▶ [Written instruction]: Rewrite every entry below with "circle-line-marker-icon" swapped for "circle-marker-icon" and everything else left unchanged.

BEGIN Record set

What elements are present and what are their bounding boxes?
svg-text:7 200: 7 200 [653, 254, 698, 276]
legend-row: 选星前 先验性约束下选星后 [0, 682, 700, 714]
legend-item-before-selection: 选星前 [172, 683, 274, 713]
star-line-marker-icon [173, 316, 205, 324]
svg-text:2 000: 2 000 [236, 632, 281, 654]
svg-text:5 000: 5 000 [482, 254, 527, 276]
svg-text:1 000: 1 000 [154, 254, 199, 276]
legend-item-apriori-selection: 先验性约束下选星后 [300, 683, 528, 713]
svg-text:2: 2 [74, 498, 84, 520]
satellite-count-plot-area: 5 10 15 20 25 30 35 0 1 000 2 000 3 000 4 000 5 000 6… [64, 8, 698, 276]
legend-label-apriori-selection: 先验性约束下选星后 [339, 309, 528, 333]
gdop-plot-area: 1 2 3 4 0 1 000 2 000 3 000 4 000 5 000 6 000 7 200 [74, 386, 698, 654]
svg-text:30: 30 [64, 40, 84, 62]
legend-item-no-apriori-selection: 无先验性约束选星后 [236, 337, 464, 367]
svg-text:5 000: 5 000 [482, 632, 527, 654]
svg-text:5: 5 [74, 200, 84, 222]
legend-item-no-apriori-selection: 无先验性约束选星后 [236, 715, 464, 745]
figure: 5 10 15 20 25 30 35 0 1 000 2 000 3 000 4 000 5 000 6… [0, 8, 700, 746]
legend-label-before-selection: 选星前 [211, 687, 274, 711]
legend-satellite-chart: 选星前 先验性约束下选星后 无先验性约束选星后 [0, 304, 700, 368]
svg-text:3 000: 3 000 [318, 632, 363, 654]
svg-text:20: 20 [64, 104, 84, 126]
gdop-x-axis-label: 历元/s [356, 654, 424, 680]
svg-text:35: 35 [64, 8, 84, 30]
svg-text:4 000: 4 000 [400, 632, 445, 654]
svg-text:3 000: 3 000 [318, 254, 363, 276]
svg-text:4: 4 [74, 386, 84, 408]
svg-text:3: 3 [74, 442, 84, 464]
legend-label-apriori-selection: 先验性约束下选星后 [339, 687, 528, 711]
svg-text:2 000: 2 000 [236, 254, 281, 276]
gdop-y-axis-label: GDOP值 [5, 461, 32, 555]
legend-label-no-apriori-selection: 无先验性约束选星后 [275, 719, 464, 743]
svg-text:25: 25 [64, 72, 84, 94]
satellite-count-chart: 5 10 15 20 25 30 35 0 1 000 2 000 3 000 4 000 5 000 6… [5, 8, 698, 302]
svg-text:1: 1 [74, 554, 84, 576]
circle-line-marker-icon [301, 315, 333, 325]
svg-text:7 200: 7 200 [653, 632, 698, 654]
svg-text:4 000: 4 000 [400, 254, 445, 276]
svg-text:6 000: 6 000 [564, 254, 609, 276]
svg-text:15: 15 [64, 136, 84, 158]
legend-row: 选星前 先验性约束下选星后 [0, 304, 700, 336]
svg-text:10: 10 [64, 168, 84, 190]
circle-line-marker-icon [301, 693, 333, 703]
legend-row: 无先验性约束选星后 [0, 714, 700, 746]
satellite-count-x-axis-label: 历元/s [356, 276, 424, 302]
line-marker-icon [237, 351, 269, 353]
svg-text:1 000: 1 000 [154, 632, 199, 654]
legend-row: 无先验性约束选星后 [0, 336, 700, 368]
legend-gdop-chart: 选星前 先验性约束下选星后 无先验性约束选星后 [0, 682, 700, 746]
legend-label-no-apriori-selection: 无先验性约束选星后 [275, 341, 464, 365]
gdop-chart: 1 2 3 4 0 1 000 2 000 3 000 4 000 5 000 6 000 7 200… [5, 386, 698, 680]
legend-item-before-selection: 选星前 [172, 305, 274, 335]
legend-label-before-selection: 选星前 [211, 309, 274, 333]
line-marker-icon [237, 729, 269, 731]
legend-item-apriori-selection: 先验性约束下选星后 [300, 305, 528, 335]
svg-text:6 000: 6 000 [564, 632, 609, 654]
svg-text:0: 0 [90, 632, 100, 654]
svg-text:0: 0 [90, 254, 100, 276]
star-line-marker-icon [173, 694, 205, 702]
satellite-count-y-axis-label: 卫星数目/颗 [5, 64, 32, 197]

END Record set

▶ [Task output]:
What elements are present and what are their bounding boxes?
svg-text:7 200: 7 200 [653, 254, 698, 276]
legend-row: 选星前 先验性约束下选星后 [0, 682, 700, 714]
legend-item-before-selection: 选星前 [172, 683, 274, 713]
star-line-marker-icon [173, 316, 205, 324]
svg-text:2 000: 2 000 [236, 632, 281, 654]
svg-text:5 000: 5 000 [482, 254, 527, 276]
svg-text:1 000: 1 000 [154, 254, 199, 276]
legend-item-apriori-selection: 先验性约束下选星后 [300, 683, 528, 713]
svg-text:2: 2 [74, 498, 84, 520]
satellite-count-plot-area: 5 10 15 20 25 30 35 0 1 000 2 000 3 000 4 000 5 000 6… [64, 8, 698, 276]
legend-label-apriori-selection: 先验性约束下选星后 [339, 309, 528, 333]
gdop-plot-area: 1 2 3 4 0 1 000 2 000 3 000 4 000 5 000 6 000 7 200 [74, 386, 698, 654]
svg-text:30: 30 [64, 40, 84, 62]
legend-item-no-apriori-selection: 无先验性约束选星后 [236, 337, 464, 367]
svg-text:5 000: 5 000 [482, 632, 527, 654]
svg-text:5: 5 [74, 200, 84, 222]
legend-item-no-apriori-selection: 无先验性约束选星后 [236, 715, 464, 745]
figure: 5 10 15 20 25 30 35 0 1 000 2 000 3 000 4 000 5 000 6… [0, 8, 700, 746]
legend-label-before-selection: 选星前 [211, 687, 274, 711]
legend-satellite-chart: 选星前 先验性约束下选星后 无先验性约束选星后 [0, 304, 700, 368]
svg-text:3 000: 3 000 [318, 632, 363, 654]
svg-text:20: 20 [64, 104, 84, 126]
gdop-x-axis-label: 历元/s [356, 654, 424, 680]
svg-text:35: 35 [64, 8, 84, 30]
svg-text:4 000: 4 000 [400, 632, 445, 654]
svg-text:3 000: 3 000 [318, 254, 363, 276]
svg-text:4: 4 [74, 386, 84, 408]
svg-text:3: 3 [74, 442, 84, 464]
legend-label-apriori-selection: 先验性约束下选星后 [339, 687, 528, 711]
svg-text:2 000: 2 000 [236, 254, 281, 276]
gdop-y-axis-label: GDOP值 [5, 461, 32, 555]
legend-label-no-apriori-selection: 无先验性约束选星后 [275, 719, 464, 743]
svg-text:25: 25 [64, 72, 84, 94]
satellite-count-chart: 5 10 15 20 25 30 35 0 1 000 2 000 3 000 4 000 5 000 6… [5, 8, 698, 302]
svg-text:1: 1 [74, 554, 84, 576]
circle-marker-icon [301, 315, 333, 325]
svg-text:7 200: 7 200 [653, 632, 698, 654]
svg-text:4 000: 4 000 [400, 254, 445, 276]
svg-text:6 000: 6 000 [564, 254, 609, 276]
svg-text:15: 15 [64, 136, 84, 158]
legend-row: 选星前 先验性约束下选星后 [0, 304, 700, 336]
svg-text:10: 10 [64, 168, 84, 190]
circle-marker-icon [301, 693, 333, 703]
legend-row: 无先验性约束选星后 [0, 714, 700, 746]
satellite-count-x-axis-label: 历元/s [356, 276, 424, 302]
line-marker-icon [237, 351, 269, 353]
svg-text:1 000: 1 000 [154, 632, 199, 654]
legend-row: 无先验性约束选星后 [0, 336, 700, 368]
legend-gdop-chart: 选星前 先验性约束下选星后 无先验性约束选星后 [0, 682, 700, 746]
legend-label-no-apriori-selection: 无先验性约束选星后 [275, 341, 464, 365]
gdop-chart: 1 2 3 4 0 1 000 2 000 3 000 4 000 5 000 6 000 7 200… [5, 386, 698, 680]
legend-item-before-selection: 选星前 [172, 305, 274, 335]
legend-label-before-selection: 选星前 [211, 309, 274, 333]
line-marker-icon [237, 729, 269, 731]
legend-item-apriori-selection: 先验性约束下选星后 [300, 305, 528, 335]
svg-text:6 000: 6 000 [564, 632, 609, 654]
svg-text:0: 0 [90, 632, 100, 654]
svg-text:0: 0 [90, 254, 100, 276]
star-line-marker-icon [173, 694, 205, 702]
satellite-count-y-axis-label: 卫星数目/颗 [5, 64, 32, 197]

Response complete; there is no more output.